*Given task*:
Leave out the pictures and reproduce all of the data exactly.

......

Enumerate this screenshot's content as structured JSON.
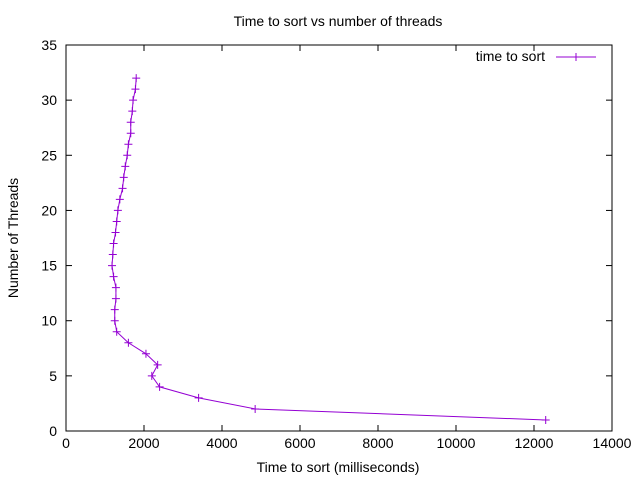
{
  "chart_data": {
    "type": "line",
    "title": "Time to sort vs number of threads",
    "xlabel": "Time to sort (milliseconds)",
    "ylabel": "Number of Threads",
    "xlim": [
      0,
      14000
    ],
    "ylim": [
      0,
      35
    ],
    "xticks": [
      0,
      2000,
      4000,
      6000,
      8000,
      10000,
      12000,
      14000
    ],
    "yticks": [
      0,
      5,
      10,
      15,
      20,
      25,
      30,
      35
    ],
    "grid": false,
    "legend": "top-right",
    "series": [
      {
        "name": "time to sort",
        "color": "#9400d3",
        "marker": "plus",
        "points": [
          [
            12300,
            1
          ],
          [
            4850,
            2
          ],
          [
            3400,
            3
          ],
          [
            2400,
            4
          ],
          [
            2200,
            5
          ],
          [
            2350,
            6
          ],
          [
            2050,
            7
          ],
          [
            1600,
            8
          ],
          [
            1300,
            9
          ],
          [
            1250,
            10
          ],
          [
            1250,
            11
          ],
          [
            1280,
            12
          ],
          [
            1280,
            13
          ],
          [
            1220,
            14
          ],
          [
            1180,
            15
          ],
          [
            1200,
            16
          ],
          [
            1220,
            17
          ],
          [
            1270,
            18
          ],
          [
            1300,
            19
          ],
          [
            1330,
            20
          ],
          [
            1380,
            21
          ],
          [
            1450,
            22
          ],
          [
            1480,
            23
          ],
          [
            1520,
            24
          ],
          [
            1570,
            25
          ],
          [
            1600,
            26
          ],
          [
            1660,
            27
          ],
          [
            1660,
            28
          ],
          [
            1700,
            29
          ],
          [
            1720,
            30
          ],
          [
            1780,
            31
          ],
          [
            1800,
            32
          ]
        ]
      }
    ]
  }
}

......

*Solution to this task*:
Enumerate this screenshot's content as structured JSON.
{
  "chart_data": {
    "type": "line",
    "title": "Time to sort vs number of threads",
    "xlabel": "Time to sort (milliseconds)",
    "ylabel": "Number of Threads",
    "xlim": [
      0,
      14000
    ],
    "ylim": [
      0,
      35
    ],
    "xticks": [
      0,
      2000,
      4000,
      6000,
      8000,
      10000,
      12000,
      14000
    ],
    "yticks": [
      0,
      5,
      10,
      15,
      20,
      25,
      30,
      35
    ],
    "grid": false,
    "legend": "top-right",
    "series": [
      {
        "name": "time to sort",
        "color": "#9400d3",
        "marker": "plus",
        "points": [
          [
            12300,
            1
          ],
          [
            4850,
            2
          ],
          [
            3400,
            3
          ],
          [
            2400,
            4
          ],
          [
            2200,
            5
          ],
          [
            2350,
            6
          ],
          [
            2050,
            7
          ],
          [
            1600,
            8
          ],
          [
            1300,
            9
          ],
          [
            1250,
            10
          ],
          [
            1250,
            11
          ],
          [
            1280,
            12
          ],
          [
            1280,
            13
          ],
          [
            1220,
            14
          ],
          [
            1180,
            15
          ],
          [
            1200,
            16
          ],
          [
            1220,
            17
          ],
          [
            1270,
            18
          ],
          [
            1300,
            19
          ],
          [
            1330,
            20
          ],
          [
            1380,
            21
          ],
          [
            1450,
            22
          ],
          [
            1480,
            23
          ],
          [
            1520,
            24
          ],
          [
            1570,
            25
          ],
          [
            1600,
            26
          ],
          [
            1660,
            27
          ],
          [
            1660,
            28
          ],
          [
            1700,
            29
          ],
          [
            1720,
            30
          ],
          [
            1780,
            31
          ],
          [
            1800,
            32
          ]
        ]
      }
    ]
  }
}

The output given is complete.